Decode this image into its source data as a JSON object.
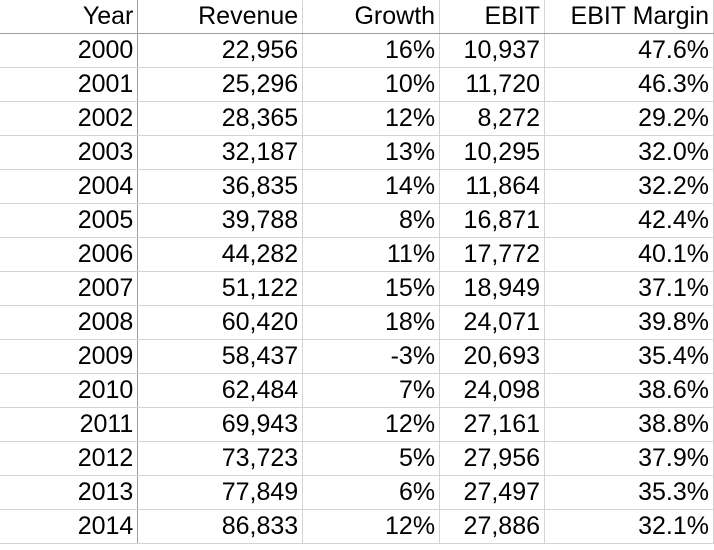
{
  "columns": {
    "year": "Year",
    "revenue": "Revenue",
    "growth": "Growth",
    "ebit": "EBIT",
    "ebit_margin": "EBIT Margin"
  },
  "rows": [
    {
      "year": "2000",
      "revenue": "22,956",
      "growth": "16%",
      "ebit": "10,937",
      "ebit_margin": "47.6%"
    },
    {
      "year": "2001",
      "revenue": "25,296",
      "growth": "10%",
      "ebit": "11,720",
      "ebit_margin": "46.3%"
    },
    {
      "year": "2002",
      "revenue": "28,365",
      "growth": "12%",
      "ebit": "8,272",
      "ebit_margin": "29.2%"
    },
    {
      "year": "2003",
      "revenue": "32,187",
      "growth": "13%",
      "ebit": "10,295",
      "ebit_margin": "32.0%"
    },
    {
      "year": "2004",
      "revenue": "36,835",
      "growth": "14%",
      "ebit": "11,864",
      "ebit_margin": "32.2%"
    },
    {
      "year": "2005",
      "revenue": "39,788",
      "growth": "8%",
      "ebit": "16,871",
      "ebit_margin": "42.4%"
    },
    {
      "year": "2006",
      "revenue": "44,282",
      "growth": "11%",
      "ebit": "17,772",
      "ebit_margin": "40.1%"
    },
    {
      "year": "2007",
      "revenue": "51,122",
      "growth": "15%",
      "ebit": "18,949",
      "ebit_margin": "37.1%"
    },
    {
      "year": "2008",
      "revenue": "60,420",
      "growth": "18%",
      "ebit": "24,071",
      "ebit_margin": "39.8%"
    },
    {
      "year": "2009",
      "revenue": "58,437",
      "growth": "-3%",
      "ebit": "20,693",
      "ebit_margin": "35.4%"
    },
    {
      "year": "2010",
      "revenue": "62,484",
      "growth": "7%",
      "ebit": "24,098",
      "ebit_margin": "38.6%"
    },
    {
      "year": "2011",
      "revenue": "69,943",
      "growth": "12%",
      "ebit": "27,161",
      "ebit_margin": "38.8%"
    },
    {
      "year": "2012",
      "revenue": "73,723",
      "growth": "5%",
      "ebit": "27,956",
      "ebit_margin": "37.9%"
    },
    {
      "year": "2013",
      "revenue": "77,849",
      "growth": "6%",
      "ebit": "27,497",
      "ebit_margin": "35.3%"
    },
    {
      "year": "2014",
      "revenue": "86,833",
      "growth": "12%",
      "ebit": "27,886",
      "ebit_margin": "32.1%"
    }
  ]
}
* * * * *
◆ **Exercise details**:
Make an exact copy of all entries above, dropping the images.

◆ **Task solution**:
Decode this image into its source data as a JSON object.
{
  "columns": {
    "year": "Year",
    "revenue": "Revenue",
    "growth": "Growth",
    "ebit": "EBIT",
    "ebit_margin": "EBIT Margin"
  },
  "rows": [
    {
      "year": "2000",
      "revenue": "22,956",
      "growth": "16%",
      "ebit": "10,937",
      "ebit_margin": "47.6%"
    },
    {
      "year": "2001",
      "revenue": "25,296",
      "growth": "10%",
      "ebit": "11,720",
      "ebit_margin": "46.3%"
    },
    {
      "year": "2002",
      "revenue": "28,365",
      "growth": "12%",
      "ebit": "8,272",
      "ebit_margin": "29.2%"
    },
    {
      "year": "2003",
      "revenue": "32,187",
      "growth": "13%",
      "ebit": "10,295",
      "ebit_margin": "32.0%"
    },
    {
      "year": "2004",
      "revenue": "36,835",
      "growth": "14%",
      "ebit": "11,864",
      "ebit_margin": "32.2%"
    },
    {
      "year": "2005",
      "revenue": "39,788",
      "growth": "8%",
      "ebit": "16,871",
      "ebit_margin": "42.4%"
    },
    {
      "year": "2006",
      "revenue": "44,282",
      "growth": "11%",
      "ebit": "17,772",
      "ebit_margin": "40.1%"
    },
    {
      "year": "2007",
      "revenue": "51,122",
      "growth": "15%",
      "ebit": "18,949",
      "ebit_margin": "37.1%"
    },
    {
      "year": "2008",
      "revenue": "60,420",
      "growth": "18%",
      "ebit": "24,071",
      "ebit_margin": "39.8%"
    },
    {
      "year": "2009",
      "revenue": "58,437",
      "growth": "-3%",
      "ebit": "20,693",
      "ebit_margin": "35.4%"
    },
    {
      "year": "2010",
      "revenue": "62,484",
      "growth": "7%",
      "ebit": "24,098",
      "ebit_margin": "38.6%"
    },
    {
      "year": "2011",
      "revenue": "69,943",
      "growth": "12%",
      "ebit": "27,161",
      "ebit_margin": "38.8%"
    },
    {
      "year": "2012",
      "revenue": "73,723",
      "growth": "5%",
      "ebit": "27,956",
      "ebit_margin": "37.9%"
    },
    {
      "year": "2013",
      "revenue": "77,849",
      "growth": "6%",
      "ebit": "27,497",
      "ebit_margin": "35.3%"
    },
    {
      "year": "2014",
      "revenue": "86,833",
      "growth": "12%",
      "ebit": "27,886",
      "ebit_margin": "32.1%"
    }
  ]
}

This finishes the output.